◆ **Given task**
Below are entries. Pull out all lines containing "адрес".

(Saved data entries)
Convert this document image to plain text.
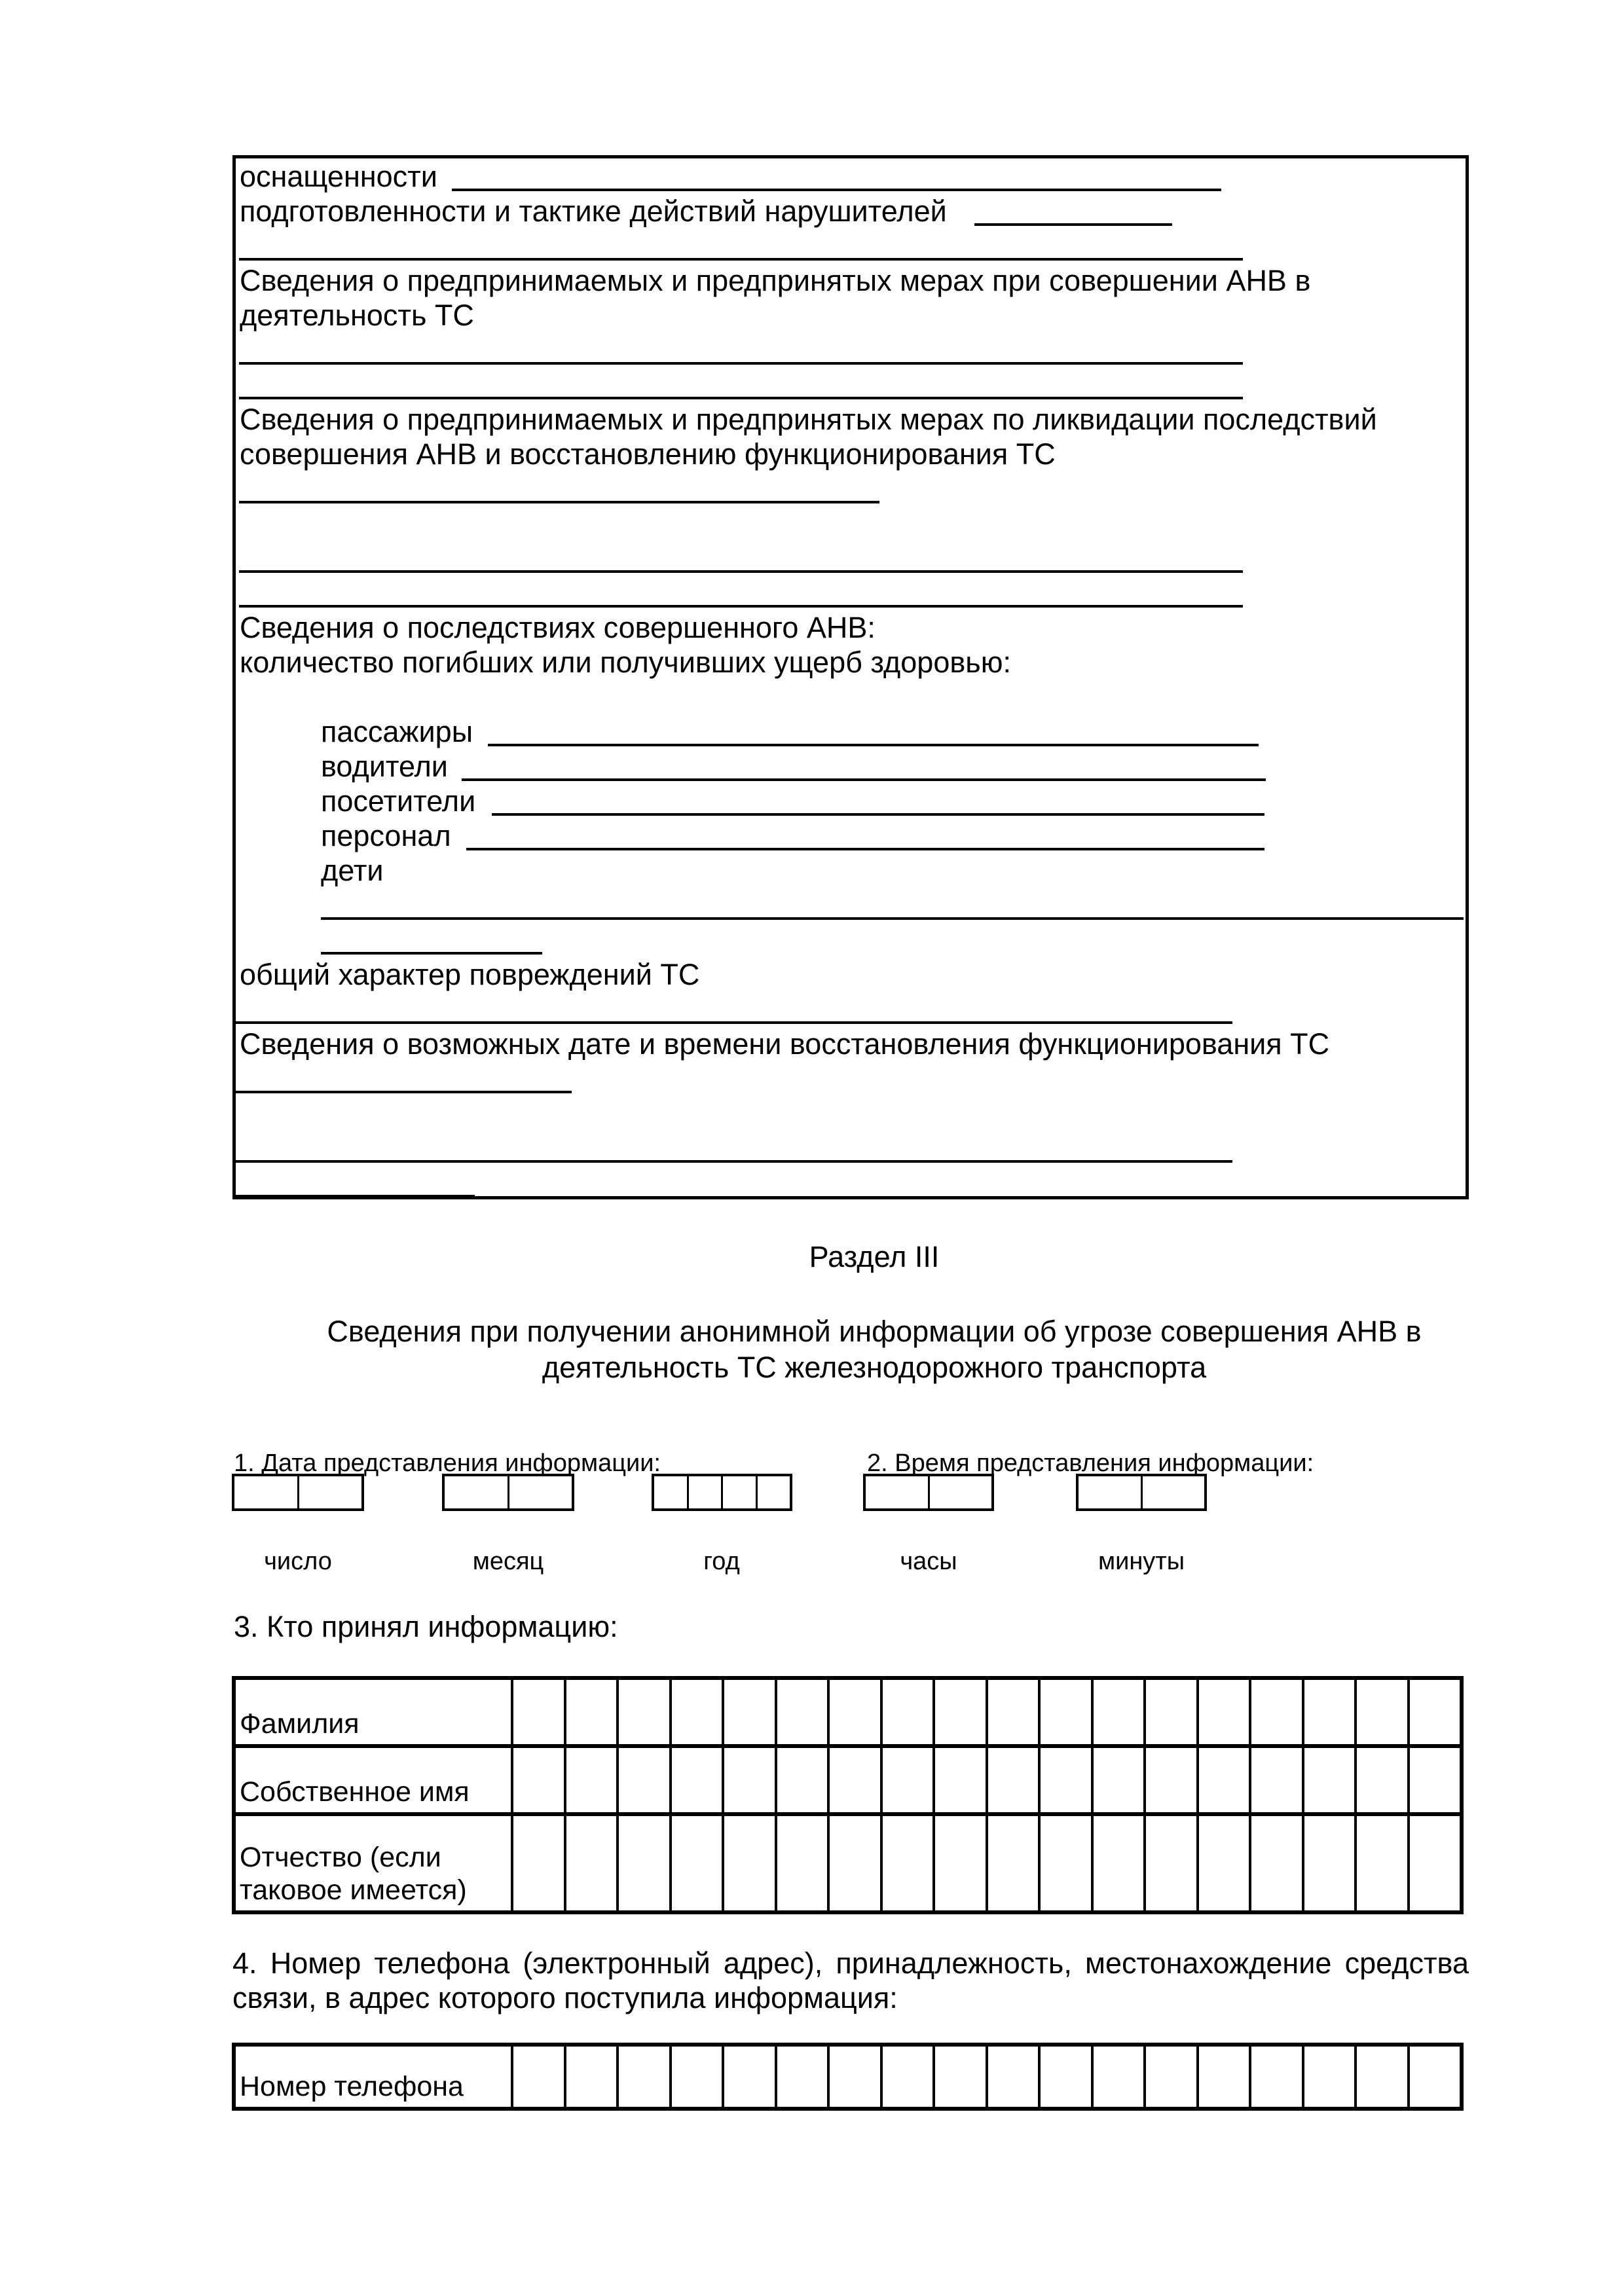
оснащенности
подготовленности и тактике действий нарушителей
Сведения о предпринимаемых и предпринятых мерах при совершении АНВ в
деятельность ТС
Сведения о предпринимаемых и предпринятых мерах по ликвидации последствий
совершения АНВ и восстановлению функционирования ТС
Сведения о последствиях совершенного АНВ:
количество погибших или получивших ущерб здоровью:
пассажиры
водители
посетители
персонал
дети
общий характер повреждений ТС
Сведения о возможных дате и времени восстановления функционирования ТС
Раздел III
Сведения при получении анонимной информации об угрозе совершения АНВ в
деятельность ТС железнодорожного транспорта
1. Дата представления информации:	2. Время представления информации:
число	месяц	год	часы	минуты
3. Кто принял информацию:
Фамилия
Собственное имя
Отчество (если таковое имеется)
4. Номер телефона (электронный адрес), принадлежность, местонахождение средства
связи, в адрес которого поступила информация:
Номер телефона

◆ **Written answer**
4. Номер телефона (электронный адрес), принадлежность, местонахождение средства
связи, в адрес которого поступила информация:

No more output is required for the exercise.